__TASK TO COMPLETE__. Take from the listing each line that has the string "title".
[start EXERCISE INPUTS]
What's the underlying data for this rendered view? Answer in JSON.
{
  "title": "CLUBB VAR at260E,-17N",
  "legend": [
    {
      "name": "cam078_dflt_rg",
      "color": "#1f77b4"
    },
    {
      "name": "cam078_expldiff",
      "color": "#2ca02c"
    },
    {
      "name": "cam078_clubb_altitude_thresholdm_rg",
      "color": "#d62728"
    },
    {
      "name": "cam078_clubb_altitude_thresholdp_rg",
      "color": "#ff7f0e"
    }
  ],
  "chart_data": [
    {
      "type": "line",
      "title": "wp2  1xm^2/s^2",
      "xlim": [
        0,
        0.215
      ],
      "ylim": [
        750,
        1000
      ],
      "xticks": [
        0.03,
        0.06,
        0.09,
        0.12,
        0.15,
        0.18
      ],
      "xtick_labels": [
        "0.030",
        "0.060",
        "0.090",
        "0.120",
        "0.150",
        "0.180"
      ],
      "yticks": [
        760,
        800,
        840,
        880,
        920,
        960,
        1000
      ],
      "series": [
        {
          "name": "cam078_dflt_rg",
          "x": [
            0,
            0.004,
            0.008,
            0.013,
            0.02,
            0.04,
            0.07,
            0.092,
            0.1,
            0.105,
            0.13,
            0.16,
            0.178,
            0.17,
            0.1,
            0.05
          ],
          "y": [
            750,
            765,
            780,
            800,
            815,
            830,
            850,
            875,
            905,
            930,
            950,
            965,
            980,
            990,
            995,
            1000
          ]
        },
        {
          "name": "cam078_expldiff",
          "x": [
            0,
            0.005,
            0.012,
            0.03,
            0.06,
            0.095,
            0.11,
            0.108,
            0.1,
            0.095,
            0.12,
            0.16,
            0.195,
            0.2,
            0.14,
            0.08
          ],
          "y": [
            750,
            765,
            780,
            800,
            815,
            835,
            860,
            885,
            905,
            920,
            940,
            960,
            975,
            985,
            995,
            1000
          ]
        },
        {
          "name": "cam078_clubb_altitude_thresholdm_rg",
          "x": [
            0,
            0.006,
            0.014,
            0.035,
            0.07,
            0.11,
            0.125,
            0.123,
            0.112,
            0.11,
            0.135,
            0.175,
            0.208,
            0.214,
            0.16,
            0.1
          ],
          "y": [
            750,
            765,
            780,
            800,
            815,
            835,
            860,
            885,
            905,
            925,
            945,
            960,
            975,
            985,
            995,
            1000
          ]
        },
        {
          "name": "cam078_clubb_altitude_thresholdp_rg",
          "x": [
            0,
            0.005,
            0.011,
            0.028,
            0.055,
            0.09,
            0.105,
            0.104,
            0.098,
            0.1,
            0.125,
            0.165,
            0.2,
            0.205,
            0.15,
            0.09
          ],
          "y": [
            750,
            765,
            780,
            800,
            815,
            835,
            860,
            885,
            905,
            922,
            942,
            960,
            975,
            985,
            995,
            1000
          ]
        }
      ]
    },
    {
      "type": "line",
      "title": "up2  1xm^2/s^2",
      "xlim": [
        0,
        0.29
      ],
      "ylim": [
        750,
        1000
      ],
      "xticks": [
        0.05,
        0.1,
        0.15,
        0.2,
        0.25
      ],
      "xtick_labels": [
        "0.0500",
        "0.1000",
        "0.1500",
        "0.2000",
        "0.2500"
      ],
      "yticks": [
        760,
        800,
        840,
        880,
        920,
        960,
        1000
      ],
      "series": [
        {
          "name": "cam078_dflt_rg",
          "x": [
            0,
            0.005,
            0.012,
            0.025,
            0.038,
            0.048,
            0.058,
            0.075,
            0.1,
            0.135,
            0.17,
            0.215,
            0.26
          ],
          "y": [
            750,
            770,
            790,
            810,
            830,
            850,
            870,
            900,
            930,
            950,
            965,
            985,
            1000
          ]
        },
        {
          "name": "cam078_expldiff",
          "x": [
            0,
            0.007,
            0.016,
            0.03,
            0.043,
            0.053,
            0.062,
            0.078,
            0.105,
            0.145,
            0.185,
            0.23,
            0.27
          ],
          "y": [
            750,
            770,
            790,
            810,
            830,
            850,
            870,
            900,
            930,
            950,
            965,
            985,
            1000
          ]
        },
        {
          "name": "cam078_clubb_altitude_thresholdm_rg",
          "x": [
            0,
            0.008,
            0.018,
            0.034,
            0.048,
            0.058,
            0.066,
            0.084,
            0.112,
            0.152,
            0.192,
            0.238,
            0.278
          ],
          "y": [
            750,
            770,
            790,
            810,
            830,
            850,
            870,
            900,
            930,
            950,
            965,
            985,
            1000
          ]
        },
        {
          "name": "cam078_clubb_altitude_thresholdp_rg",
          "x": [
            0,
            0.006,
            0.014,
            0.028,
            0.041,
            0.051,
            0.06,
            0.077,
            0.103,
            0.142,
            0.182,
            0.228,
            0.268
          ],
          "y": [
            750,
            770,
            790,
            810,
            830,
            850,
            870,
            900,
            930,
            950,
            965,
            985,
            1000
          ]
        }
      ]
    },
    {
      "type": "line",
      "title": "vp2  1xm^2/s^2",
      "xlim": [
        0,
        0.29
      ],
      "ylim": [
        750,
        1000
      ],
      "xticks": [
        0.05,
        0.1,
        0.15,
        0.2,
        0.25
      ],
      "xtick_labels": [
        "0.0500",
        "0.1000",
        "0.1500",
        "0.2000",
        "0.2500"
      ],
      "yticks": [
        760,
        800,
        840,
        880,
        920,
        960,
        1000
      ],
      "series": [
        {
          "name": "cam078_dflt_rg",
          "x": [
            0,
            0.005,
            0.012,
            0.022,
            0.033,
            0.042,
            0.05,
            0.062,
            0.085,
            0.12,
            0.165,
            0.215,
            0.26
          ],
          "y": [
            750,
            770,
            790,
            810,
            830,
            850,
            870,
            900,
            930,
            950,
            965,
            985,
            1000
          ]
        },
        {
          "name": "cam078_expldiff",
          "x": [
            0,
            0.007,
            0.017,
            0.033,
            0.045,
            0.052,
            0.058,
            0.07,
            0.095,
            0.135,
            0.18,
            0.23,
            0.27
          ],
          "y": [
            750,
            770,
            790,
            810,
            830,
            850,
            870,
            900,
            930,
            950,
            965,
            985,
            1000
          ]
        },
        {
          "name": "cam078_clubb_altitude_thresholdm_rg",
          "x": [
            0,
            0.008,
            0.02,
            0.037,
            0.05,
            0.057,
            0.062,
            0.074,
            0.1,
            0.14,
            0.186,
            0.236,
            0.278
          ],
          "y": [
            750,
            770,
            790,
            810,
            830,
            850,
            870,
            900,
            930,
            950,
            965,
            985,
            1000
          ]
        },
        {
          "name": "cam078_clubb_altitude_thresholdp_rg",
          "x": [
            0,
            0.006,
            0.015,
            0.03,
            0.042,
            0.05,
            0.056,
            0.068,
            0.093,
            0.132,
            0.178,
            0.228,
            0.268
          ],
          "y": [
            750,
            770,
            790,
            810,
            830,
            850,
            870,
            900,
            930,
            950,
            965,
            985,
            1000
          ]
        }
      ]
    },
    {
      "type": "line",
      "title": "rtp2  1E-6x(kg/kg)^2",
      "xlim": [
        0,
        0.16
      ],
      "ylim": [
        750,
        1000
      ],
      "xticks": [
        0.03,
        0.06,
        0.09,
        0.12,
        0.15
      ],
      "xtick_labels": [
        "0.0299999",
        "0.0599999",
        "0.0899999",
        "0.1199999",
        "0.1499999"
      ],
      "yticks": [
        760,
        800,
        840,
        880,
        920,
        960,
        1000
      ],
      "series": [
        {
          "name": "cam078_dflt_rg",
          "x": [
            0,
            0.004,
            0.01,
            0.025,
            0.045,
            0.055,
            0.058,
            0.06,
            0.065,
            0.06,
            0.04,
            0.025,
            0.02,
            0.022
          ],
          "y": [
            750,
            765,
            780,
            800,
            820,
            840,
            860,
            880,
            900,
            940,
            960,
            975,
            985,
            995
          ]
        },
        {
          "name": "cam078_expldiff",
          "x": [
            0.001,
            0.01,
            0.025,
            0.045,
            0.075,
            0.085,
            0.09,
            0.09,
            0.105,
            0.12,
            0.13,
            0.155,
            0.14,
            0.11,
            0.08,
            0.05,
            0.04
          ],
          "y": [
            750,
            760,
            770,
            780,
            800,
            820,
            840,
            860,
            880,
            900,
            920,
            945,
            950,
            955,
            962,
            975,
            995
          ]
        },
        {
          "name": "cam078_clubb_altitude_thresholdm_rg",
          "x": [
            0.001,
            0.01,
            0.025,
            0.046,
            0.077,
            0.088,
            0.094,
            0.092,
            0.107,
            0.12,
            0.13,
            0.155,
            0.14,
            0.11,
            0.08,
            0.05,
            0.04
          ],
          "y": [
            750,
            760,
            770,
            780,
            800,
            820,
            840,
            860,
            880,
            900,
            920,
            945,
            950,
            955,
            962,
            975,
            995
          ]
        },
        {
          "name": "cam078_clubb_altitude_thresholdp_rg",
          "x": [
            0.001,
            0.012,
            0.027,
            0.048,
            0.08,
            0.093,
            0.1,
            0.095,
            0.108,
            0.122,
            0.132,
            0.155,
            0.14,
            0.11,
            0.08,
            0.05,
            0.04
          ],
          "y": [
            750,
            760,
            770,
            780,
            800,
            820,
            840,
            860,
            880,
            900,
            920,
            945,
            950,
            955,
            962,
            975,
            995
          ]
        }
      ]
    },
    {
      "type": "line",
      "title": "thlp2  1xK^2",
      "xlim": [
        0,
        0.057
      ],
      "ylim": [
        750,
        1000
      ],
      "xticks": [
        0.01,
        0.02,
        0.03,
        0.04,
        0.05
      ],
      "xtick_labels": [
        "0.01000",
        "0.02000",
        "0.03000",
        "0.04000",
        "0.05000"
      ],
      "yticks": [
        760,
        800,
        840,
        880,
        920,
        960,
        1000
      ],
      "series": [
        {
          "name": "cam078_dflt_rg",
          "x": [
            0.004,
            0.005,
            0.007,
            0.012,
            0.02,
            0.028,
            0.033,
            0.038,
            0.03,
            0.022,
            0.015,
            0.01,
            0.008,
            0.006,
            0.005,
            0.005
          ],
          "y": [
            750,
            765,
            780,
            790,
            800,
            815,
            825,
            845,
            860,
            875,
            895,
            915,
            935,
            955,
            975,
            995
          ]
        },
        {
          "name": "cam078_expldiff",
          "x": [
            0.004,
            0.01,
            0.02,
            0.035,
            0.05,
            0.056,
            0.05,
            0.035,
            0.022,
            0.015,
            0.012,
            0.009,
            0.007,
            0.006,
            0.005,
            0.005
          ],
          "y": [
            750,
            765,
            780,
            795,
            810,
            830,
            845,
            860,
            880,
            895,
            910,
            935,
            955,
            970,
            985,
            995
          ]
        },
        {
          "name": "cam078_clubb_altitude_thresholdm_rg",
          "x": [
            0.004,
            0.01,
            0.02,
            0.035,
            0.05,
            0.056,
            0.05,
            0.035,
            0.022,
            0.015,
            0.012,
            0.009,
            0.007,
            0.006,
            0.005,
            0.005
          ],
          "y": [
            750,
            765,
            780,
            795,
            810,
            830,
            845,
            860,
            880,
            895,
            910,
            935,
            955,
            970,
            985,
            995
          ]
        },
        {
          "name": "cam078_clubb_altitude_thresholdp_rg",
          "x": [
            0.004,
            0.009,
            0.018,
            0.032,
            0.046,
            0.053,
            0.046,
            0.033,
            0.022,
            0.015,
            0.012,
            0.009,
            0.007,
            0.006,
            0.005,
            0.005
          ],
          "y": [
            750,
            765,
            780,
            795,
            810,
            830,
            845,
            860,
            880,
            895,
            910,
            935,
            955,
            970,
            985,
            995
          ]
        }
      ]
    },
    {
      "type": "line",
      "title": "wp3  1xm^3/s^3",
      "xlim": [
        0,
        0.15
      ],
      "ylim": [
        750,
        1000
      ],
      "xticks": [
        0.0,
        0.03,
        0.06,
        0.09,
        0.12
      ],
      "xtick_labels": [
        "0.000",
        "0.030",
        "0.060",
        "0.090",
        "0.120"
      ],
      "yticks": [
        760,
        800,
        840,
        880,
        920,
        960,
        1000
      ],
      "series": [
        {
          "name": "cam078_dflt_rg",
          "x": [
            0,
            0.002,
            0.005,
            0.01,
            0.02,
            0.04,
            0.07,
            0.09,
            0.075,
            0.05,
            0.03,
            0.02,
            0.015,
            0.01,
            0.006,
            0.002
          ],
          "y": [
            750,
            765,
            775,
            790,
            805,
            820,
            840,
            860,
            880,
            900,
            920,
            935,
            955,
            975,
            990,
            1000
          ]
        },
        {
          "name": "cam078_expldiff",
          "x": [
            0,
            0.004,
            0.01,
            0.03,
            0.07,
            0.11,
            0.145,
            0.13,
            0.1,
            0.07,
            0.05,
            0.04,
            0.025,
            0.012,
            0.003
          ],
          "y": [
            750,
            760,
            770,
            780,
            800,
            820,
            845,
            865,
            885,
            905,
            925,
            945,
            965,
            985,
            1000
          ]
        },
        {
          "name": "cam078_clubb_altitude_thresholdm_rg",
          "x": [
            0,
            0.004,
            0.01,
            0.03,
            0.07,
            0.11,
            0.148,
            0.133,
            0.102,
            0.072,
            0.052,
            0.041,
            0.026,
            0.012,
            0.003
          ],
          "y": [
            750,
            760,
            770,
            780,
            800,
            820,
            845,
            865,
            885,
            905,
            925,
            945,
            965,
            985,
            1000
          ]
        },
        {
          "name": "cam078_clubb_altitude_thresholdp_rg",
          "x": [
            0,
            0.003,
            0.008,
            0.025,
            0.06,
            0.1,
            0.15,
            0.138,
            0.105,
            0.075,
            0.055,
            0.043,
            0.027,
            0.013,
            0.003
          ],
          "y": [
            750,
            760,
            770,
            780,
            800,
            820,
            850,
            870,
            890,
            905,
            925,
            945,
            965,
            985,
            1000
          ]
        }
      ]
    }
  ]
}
[end EXERCISE INPUTS]
__ANSWER TO THIS TASK__.
  "title": "CLUBB VAR at260E,-17N",
      "title": "wp2  1xm^2/s^2",
      "title": "up2  1xm^2/s^2",
      "title": "vp2  1xm^2/s^2",
      "title": "rtp2  1E-6x(kg/kg)^2",
      "title": "thlp2  1xK^2",
      "title": "wp3  1xm^3/s^3",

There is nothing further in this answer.